● Task description
In full and without alteration, repeat the material.

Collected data
* begin *

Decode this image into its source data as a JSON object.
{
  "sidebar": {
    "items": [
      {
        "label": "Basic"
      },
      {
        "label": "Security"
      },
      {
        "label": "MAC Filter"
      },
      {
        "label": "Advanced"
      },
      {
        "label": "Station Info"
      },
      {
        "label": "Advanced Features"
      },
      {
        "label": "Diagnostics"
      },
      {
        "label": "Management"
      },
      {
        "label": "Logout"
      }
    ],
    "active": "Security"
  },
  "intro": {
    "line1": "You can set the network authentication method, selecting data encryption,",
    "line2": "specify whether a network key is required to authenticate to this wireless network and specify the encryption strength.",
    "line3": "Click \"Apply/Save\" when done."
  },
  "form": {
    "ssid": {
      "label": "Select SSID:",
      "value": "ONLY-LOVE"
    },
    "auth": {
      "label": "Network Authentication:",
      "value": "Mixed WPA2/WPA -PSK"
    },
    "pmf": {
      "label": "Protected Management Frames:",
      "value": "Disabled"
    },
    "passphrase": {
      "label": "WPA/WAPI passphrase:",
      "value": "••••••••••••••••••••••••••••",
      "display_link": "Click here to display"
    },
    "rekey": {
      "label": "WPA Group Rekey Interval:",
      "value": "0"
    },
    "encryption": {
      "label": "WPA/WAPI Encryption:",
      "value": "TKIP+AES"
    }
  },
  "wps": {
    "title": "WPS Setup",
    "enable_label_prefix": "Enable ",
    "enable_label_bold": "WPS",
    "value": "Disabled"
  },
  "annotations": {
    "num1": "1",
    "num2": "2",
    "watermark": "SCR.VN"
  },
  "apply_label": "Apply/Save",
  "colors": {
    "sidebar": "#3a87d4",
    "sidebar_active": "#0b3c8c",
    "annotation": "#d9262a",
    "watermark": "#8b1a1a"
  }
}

* end *

● Response to this exercise
Decode this image into its source data as a JSON object.
{
  "sidebar": {
    "items": [
      {
        "label": "Basic"
      },
      {
        "label": "Security"
      },
      {
        "label": "MAC Filter"
      },
      {
        "label": "Advanced"
      },
      {
        "label": "Station Info"
      },
      {
        "label": "Advanced Features"
      },
      {
        "label": "Diagnostics"
      },
      {
        "label": "Management"
      },
      {
        "label": "Logout"
      }
    ],
    "active": "Security"
  },
  "intro": {
    "line1": "You can set the network authentication method, selecting data encryption,",
    "line2": "specify whether a network key is required to authenticate to this wireless network and specify the encryption strength.",
    "line3": "Click \"Apply/Save\" when done."
  },
  "form": {
    "ssid": {
      "label": "Select SSID:",
      "value": "ONLY-LOVE"
    },
    "auth": {
      "label": "Network Authentication:",
      "value": "Mixed WPA2/WPA -PSK"
    },
    "pmf": {
      "label": "Protected Management Frames:",
      "value": "Disabled"
    },
    "passphrase": {
      "label": "WPA/WAPI passphrase:",
      "value": "••••••••••••••••••••••••••••",
      "display_link": "Click here to display"
    },
    "rekey": {
      "label": "WPA Group Rekey Interval:",
      "value": "0"
    },
    "encryption": {
      "label": "WPA/WAPI Encryption:",
      "value": "TKIP+AES"
    }
  },
  "wps": {
    "title": "WPS Setup",
    "enable_label_prefix": "Enable ",
    "enable_label_bold": "WPS",
    "value": "Disabled"
  },
  "annotations": {
    "num1": "1",
    "num2": "2",
    "watermark": "SCR.VN"
  },
  "apply_label": "Apply/Save",
  "colors": {
    "sidebar": "#3a87d4",
    "sidebar_active": "#0b3c8c",
    "annotation": "#d9262a",
    "watermark": "#8b1a1a"
  }
}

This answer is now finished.